▶ _PROBLEM TO WORK ON_
Extract the complete listing and output it unchanged.

++++ TASK DATA ++++

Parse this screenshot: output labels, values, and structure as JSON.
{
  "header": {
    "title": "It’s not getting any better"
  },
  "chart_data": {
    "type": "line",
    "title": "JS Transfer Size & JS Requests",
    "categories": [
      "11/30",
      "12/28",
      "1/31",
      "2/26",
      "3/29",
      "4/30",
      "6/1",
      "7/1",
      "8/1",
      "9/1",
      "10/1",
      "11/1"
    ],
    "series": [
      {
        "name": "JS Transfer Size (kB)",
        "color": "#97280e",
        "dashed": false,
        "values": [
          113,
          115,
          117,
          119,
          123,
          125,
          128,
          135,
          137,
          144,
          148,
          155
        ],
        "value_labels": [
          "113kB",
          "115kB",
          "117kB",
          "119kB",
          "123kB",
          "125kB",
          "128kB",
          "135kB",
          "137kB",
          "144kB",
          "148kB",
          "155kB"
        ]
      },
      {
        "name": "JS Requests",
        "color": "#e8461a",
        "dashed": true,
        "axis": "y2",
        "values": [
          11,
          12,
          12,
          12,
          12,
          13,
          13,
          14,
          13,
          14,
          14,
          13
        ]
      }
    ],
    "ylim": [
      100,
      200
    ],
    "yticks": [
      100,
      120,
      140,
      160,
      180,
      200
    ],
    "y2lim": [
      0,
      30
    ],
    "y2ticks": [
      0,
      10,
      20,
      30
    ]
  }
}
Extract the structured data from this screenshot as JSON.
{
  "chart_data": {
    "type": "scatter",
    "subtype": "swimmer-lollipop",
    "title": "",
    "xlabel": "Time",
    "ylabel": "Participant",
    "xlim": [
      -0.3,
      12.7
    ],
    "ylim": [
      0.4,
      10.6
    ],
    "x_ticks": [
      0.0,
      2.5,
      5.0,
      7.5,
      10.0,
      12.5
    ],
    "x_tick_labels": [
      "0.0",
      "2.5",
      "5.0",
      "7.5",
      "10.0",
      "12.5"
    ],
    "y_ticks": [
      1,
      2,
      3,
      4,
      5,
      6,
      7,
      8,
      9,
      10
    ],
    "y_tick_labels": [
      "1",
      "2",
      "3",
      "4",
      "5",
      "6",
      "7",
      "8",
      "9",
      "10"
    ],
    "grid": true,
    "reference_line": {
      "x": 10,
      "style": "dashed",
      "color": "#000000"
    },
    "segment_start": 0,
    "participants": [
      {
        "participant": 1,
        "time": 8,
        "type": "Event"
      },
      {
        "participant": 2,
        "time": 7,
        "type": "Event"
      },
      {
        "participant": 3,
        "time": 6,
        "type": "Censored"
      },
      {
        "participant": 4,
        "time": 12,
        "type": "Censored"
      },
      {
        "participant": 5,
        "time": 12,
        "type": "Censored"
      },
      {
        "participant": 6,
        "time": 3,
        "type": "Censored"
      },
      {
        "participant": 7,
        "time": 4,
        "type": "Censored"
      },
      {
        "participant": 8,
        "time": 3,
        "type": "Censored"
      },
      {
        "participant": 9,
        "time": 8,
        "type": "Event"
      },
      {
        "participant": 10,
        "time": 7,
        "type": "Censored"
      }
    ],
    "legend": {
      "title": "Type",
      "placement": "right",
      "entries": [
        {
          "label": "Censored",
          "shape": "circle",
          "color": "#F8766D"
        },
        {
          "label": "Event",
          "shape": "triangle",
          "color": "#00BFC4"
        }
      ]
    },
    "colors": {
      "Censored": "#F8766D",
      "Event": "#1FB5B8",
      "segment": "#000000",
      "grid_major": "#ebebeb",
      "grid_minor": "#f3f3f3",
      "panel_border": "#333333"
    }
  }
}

++++

▶ _THE OUTPUT_
Parse this screenshot: output labels, values, and structure as JSON.
{
  "header": {
    "title": "It’s not getting any better"
  },
  "chart_data": {
    "type": "line",
    "title": "JS Transfer Size & JS Requests",
    "categories": [
      "11/30",
      "12/28",
      "1/31",
      "2/26",
      "3/29",
      "4/30",
      "6/1",
      "7/1",
      "8/1",
      "9/1",
      "10/1",
      "11/1"
    ],
    "series": [
      {
        "name": "JS Transfer Size (kB)",
        "color": "#97280e",
        "dashed": false,
        "values": [
          113,
          115,
          117,
          119,
          123,
          125,
          128,
          135,
          137,
          144,
          148,
          155
        ],
        "value_labels": [
          "113kB",
          "115kB",
          "117kB",
          "119kB",
          "123kB",
          "125kB",
          "128kB",
          "135kB",
          "137kB",
          "144kB",
          "148kB",
          "155kB"
        ]
      },
      {
        "name": "JS Requests",
        "color": "#e8461a",
        "dashed": true,
        "axis": "y2",
        "values": [
          11,
          12,
          12,
          12,
          12,
          13,
          13,
          14,
          13,
          14,
          14,
          13
        ]
      }
    ],
    "ylim": [
      100,
      200
    ],
    "yticks": [
      100,
      120,
      140,
      160,
      180,
      200
    ],
    "y2lim": [
      0,
      30
    ],
    "y2ticks": [
      0,
      10,
      20,
      30
    ]
  }
}
Extract the structured data from this screenshot as JSON.
{
  "chart_data": {
    "type": "scatter",
    "subtype": "swimmer-lollipop",
    "title": "",
    "xlabel": "Time",
    "ylabel": "Participant",
    "xlim": [
      -0.3,
      12.7
    ],
    "ylim": [
      0.4,
      10.6
    ],
    "x_ticks": [
      0.0,
      2.5,
      5.0,
      7.5,
      10.0,
      12.5
    ],
    "x_tick_labels": [
      "0.0",
      "2.5",
      "5.0",
      "7.5",
      "10.0",
      "12.5"
    ],
    "y_ticks": [
      1,
      2,
      3,
      4,
      5,
      6,
      7,
      8,
      9,
      10
    ],
    "y_tick_labels": [
      "1",
      "2",
      "3",
      "4",
      "5",
      "6",
      "7",
      "8",
      "9",
      "10"
    ],
    "grid": true,
    "reference_line": {
      "x": 10,
      "style": "dashed",
      "color": "#000000"
    },
    "segment_start": 0,
    "participants": [
      {
        "participant": 1,
        "time": 8,
        "type": "Event"
      },
      {
        "participant": 2,
        "time": 7,
        "type": "Event"
      },
      {
        "participant": 3,
        "time": 6,
        "type": "Censored"
      },
      {
        "participant": 4,
        "time": 12,
        "type": "Censored"
      },
      {
        "participant": 5,
        "time": 12,
        "type": "Censored"
      },
      {
        "participant": 6,
        "time": 3,
        "type": "Censored"
      },
      {
        "participant": 7,
        "time": 4,
        "type": "Censored"
      },
      {
        "participant": 8,
        "time": 3,
        "type": "Censored"
      },
      {
        "participant": 9,
        "time": 8,
        "type": "Event"
      },
      {
        "participant": 10,
        "time": 7,
        "type": "Censored"
      }
    ],
    "legend": {
      "title": "Type",
      "placement": "right",
      "entries": [
        {
          "label": "Censored",
          "shape": "circle",
          "color": "#F8766D"
        },
        {
          "label": "Event",
          "shape": "triangle",
          "color": "#00BFC4"
        }
      ]
    },
    "colors": {
      "Censored": "#F8766D",
      "Event": "#1FB5B8",
      "segment": "#000000",
      "grid_major": "#ebebeb",
      "grid_minor": "#f3f3f3",
      "panel_border": "#333333"
    }
  }
}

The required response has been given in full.